Your task:
Print the whole listing exactly.

Available records:
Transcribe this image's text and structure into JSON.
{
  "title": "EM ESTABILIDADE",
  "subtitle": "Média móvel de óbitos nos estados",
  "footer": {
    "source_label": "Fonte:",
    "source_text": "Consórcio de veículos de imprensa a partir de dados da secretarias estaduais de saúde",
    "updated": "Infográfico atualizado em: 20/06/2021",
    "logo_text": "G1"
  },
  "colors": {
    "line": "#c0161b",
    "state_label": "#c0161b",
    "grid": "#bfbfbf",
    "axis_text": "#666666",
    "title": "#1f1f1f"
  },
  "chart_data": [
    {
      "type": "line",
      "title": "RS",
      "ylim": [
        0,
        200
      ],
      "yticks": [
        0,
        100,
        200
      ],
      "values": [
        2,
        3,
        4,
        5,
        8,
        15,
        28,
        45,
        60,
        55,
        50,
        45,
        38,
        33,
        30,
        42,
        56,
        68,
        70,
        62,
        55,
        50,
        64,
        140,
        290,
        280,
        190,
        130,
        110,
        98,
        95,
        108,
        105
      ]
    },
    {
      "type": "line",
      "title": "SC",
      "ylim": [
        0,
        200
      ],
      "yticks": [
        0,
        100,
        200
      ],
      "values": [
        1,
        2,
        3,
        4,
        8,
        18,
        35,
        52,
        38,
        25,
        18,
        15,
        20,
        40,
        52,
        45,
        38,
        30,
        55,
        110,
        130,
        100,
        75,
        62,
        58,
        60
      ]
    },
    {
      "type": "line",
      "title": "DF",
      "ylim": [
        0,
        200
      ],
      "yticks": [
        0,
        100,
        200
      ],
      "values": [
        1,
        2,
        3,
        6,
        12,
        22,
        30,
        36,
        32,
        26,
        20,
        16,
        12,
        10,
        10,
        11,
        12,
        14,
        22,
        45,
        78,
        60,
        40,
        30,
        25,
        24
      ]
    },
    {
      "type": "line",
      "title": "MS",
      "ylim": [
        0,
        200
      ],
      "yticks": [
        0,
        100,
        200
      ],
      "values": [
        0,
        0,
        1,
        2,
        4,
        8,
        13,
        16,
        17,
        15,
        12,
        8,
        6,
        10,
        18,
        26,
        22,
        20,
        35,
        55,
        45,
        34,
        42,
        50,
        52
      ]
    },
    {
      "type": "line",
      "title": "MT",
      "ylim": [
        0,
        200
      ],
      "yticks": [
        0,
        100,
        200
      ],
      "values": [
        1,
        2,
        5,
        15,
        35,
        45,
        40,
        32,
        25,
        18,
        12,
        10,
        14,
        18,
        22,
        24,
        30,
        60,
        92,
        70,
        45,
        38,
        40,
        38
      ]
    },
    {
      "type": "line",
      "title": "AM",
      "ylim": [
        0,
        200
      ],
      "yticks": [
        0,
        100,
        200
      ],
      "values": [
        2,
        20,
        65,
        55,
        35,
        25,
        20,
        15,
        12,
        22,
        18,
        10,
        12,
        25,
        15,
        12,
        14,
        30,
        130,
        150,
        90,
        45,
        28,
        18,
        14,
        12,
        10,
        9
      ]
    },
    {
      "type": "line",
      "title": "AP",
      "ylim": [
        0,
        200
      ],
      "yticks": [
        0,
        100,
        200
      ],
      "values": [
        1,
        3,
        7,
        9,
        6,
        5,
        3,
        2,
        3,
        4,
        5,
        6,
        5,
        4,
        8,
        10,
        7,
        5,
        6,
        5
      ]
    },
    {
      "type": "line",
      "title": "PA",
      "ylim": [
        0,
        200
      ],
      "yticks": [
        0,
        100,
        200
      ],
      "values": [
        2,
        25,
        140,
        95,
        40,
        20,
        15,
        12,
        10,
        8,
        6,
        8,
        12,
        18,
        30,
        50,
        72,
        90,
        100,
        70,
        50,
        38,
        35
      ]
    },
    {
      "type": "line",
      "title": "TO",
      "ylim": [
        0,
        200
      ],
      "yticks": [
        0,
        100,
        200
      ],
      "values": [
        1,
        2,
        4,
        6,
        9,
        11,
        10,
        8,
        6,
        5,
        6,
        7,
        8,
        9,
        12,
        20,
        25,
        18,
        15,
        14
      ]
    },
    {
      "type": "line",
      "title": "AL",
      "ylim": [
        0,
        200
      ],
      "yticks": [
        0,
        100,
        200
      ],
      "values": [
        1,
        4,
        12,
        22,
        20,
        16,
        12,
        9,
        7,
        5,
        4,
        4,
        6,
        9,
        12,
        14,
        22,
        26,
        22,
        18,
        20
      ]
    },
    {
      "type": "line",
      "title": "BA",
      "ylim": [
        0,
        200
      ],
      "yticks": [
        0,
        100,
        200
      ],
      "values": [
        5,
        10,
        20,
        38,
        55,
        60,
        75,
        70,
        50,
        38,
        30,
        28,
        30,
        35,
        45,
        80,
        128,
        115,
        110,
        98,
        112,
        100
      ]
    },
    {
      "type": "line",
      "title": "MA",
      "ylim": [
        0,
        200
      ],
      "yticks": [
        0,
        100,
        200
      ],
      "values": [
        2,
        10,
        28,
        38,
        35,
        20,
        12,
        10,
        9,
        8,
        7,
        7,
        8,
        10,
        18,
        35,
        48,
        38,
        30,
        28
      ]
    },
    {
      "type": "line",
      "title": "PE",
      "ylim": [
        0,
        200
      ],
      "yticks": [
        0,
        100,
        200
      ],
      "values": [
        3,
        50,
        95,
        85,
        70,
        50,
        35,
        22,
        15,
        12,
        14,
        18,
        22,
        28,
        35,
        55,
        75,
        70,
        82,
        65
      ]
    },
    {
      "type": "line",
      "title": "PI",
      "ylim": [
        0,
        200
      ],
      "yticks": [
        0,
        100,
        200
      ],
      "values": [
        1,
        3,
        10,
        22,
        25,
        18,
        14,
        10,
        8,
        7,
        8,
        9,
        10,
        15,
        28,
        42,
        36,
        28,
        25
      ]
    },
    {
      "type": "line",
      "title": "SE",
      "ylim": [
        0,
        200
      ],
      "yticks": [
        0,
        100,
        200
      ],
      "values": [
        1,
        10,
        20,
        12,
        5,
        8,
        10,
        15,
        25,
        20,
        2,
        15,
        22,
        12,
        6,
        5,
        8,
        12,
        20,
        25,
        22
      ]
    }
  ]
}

Result below:
Transcribe this image's text and structure into JSON.
{
  "title": "EM ESTABILIDADE",
  "subtitle": "Média móvel de óbitos nos estados",
  "footer": {
    "source_label": "Fonte:",
    "source_text": "Consórcio de veículos de imprensa a partir de dados da secretarias estaduais de saúde",
    "updated": "Infográfico atualizado em: 20/06/2021",
    "logo_text": "G1"
  },
  "colors": {
    "line": "#c0161b",
    "state_label": "#c0161b",
    "grid": "#bfbfbf",
    "axis_text": "#666666",
    "title": "#1f1f1f"
  },
  "chart_data": [
    {
      "type": "line",
      "title": "RS",
      "ylim": [
        0,
        200
      ],
      "yticks": [
        0,
        100,
        200
      ],
      "values": [
        2,
        3,
        4,
        5,
        8,
        15,
        28,
        45,
        60,
        55,
        50,
        45,
        38,
        33,
        30,
        42,
        56,
        68,
        70,
        62,
        55,
        50,
        64,
        140,
        290,
        280,
        190,
        130,
        110,
        98,
        95,
        108,
        105
      ]
    },
    {
      "type": "line",
      "title": "SC",
      "ylim": [
        0,
        200
      ],
      "yticks": [
        0,
        100,
        200
      ],
      "values": [
        1,
        2,
        3,
        4,
        8,
        18,
        35,
        52,
        38,
        25,
        18,
        15,
        20,
        40,
        52,
        45,
        38,
        30,
        55,
        110,
        130,
        100,
        75,
        62,
        58,
        60
      ]
    },
    {
      "type": "line",
      "title": "DF",
      "ylim": [
        0,
        200
      ],
      "yticks": [
        0,
        100,
        200
      ],
      "values": [
        1,
        2,
        3,
        6,
        12,
        22,
        30,
        36,
        32,
        26,
        20,
        16,
        12,
        10,
        10,
        11,
        12,
        14,
        22,
        45,
        78,
        60,
        40,
        30,
        25,
        24
      ]
    },
    {
      "type": "line",
      "title": "MS",
      "ylim": [
        0,
        200
      ],
      "yticks": [
        0,
        100,
        200
      ],
      "values": [
        0,
        0,
        1,
        2,
        4,
        8,
        13,
        16,
        17,
        15,
        12,
        8,
        6,
        10,
        18,
        26,
        22,
        20,
        35,
        55,
        45,
        34,
        42,
        50,
        52
      ]
    },
    {
      "type": "line",
      "title": "MT",
      "ylim": [
        0,
        200
      ],
      "yticks": [
        0,
        100,
        200
      ],
      "values": [
        1,
        2,
        5,
        15,
        35,
        45,
        40,
        32,
        25,
        18,
        12,
        10,
        14,
        18,
        22,
        24,
        30,
        60,
        92,
        70,
        45,
        38,
        40,
        38
      ]
    },
    {
      "type": "line",
      "title": "AM",
      "ylim": [
        0,
        200
      ],
      "yticks": [
        0,
        100,
        200
      ],
      "values": [
        2,
        20,
        65,
        55,
        35,
        25,
        20,
        15,
        12,
        22,
        18,
        10,
        12,
        25,
        15,
        12,
        14,
        30,
        130,
        150,
        90,
        45,
        28,
        18,
        14,
        12,
        10,
        9
      ]
    },
    {
      "type": "line",
      "title": "AP",
      "ylim": [
        0,
        200
      ],
      "yticks": [
        0,
        100,
        200
      ],
      "values": [
        1,
        3,
        7,
        9,
        6,
        5,
        3,
        2,
        3,
        4,
        5,
        6,
        5,
        4,
        8,
        10,
        7,
        5,
        6,
        5
      ]
    },
    {
      "type": "line",
      "title": "PA",
      "ylim": [
        0,
        200
      ],
      "yticks": [
        0,
        100,
        200
      ],
      "values": [
        2,
        25,
        140,
        95,
        40,
        20,
        15,
        12,
        10,
        8,
        6,
        8,
        12,
        18,
        30,
        50,
        72,
        90,
        100,
        70,
        50,
        38,
        35
      ]
    },
    {
      "type": "line",
      "title": "TO",
      "ylim": [
        0,
        200
      ],
      "yticks": [
        0,
        100,
        200
      ],
      "values": [
        1,
        2,
        4,
        6,
        9,
        11,
        10,
        8,
        6,
        5,
        6,
        7,
        8,
        9,
        12,
        20,
        25,
        18,
        15,
        14
      ]
    },
    {
      "type": "line",
      "title": "AL",
      "ylim": [
        0,
        200
      ],
      "yticks": [
        0,
        100,
        200
      ],
      "values": [
        1,
        4,
        12,
        22,
        20,
        16,
        12,
        9,
        7,
        5,
        4,
        4,
        6,
        9,
        12,
        14,
        22,
        26,
        22,
        18,
        20
      ]
    },
    {
      "type": "line",
      "title": "BA",
      "ylim": [
        0,
        200
      ],
      "yticks": [
        0,
        100,
        200
      ],
      "values": [
        5,
        10,
        20,
        38,
        55,
        60,
        75,
        70,
        50,
        38,
        30,
        28,
        30,
        35,
        45,
        80,
        128,
        115,
        110,
        98,
        112,
        100
      ]
    },
    {
      "type": "line",
      "title": "MA",
      "ylim": [
        0,
        200
      ],
      "yticks": [
        0,
        100,
        200
      ],
      "values": [
        2,
        10,
        28,
        38,
        35,
        20,
        12,
        10,
        9,
        8,
        7,
        7,
        8,
        10,
        18,
        35,
        48,
        38,
        30,
        28
      ]
    },
    {
      "type": "line",
      "title": "PE",
      "ylim": [
        0,
        200
      ],
      "yticks": [
        0,
        100,
        200
      ],
      "values": [
        3,
        50,
        95,
        85,
        70,
        50,
        35,
        22,
        15,
        12,
        14,
        18,
        22,
        28,
        35,
        55,
        75,
        70,
        82,
        65
      ]
    },
    {
      "type": "line",
      "title": "PI",
      "ylim": [
        0,
        200
      ],
      "yticks": [
        0,
        100,
        200
      ],
      "values": [
        1,
        3,
        10,
        22,
        25,
        18,
        14,
        10,
        8,
        7,
        8,
        9,
        10,
        15,
        28,
        42,
        36,
        28,
        25
      ]
    },
    {
      "type": "line",
      "title": "SE",
      "ylim": [
        0,
        200
      ],
      "yticks": [
        0,
        100,
        200
      ],
      "values": [
        1,
        10,
        20,
        12,
        5,
        8,
        10,
        15,
        25,
        20,
        2,
        15,
        22,
        12,
        6,
        5,
        8,
        12,
        20,
        25,
        22
      ]
    }
  ]
}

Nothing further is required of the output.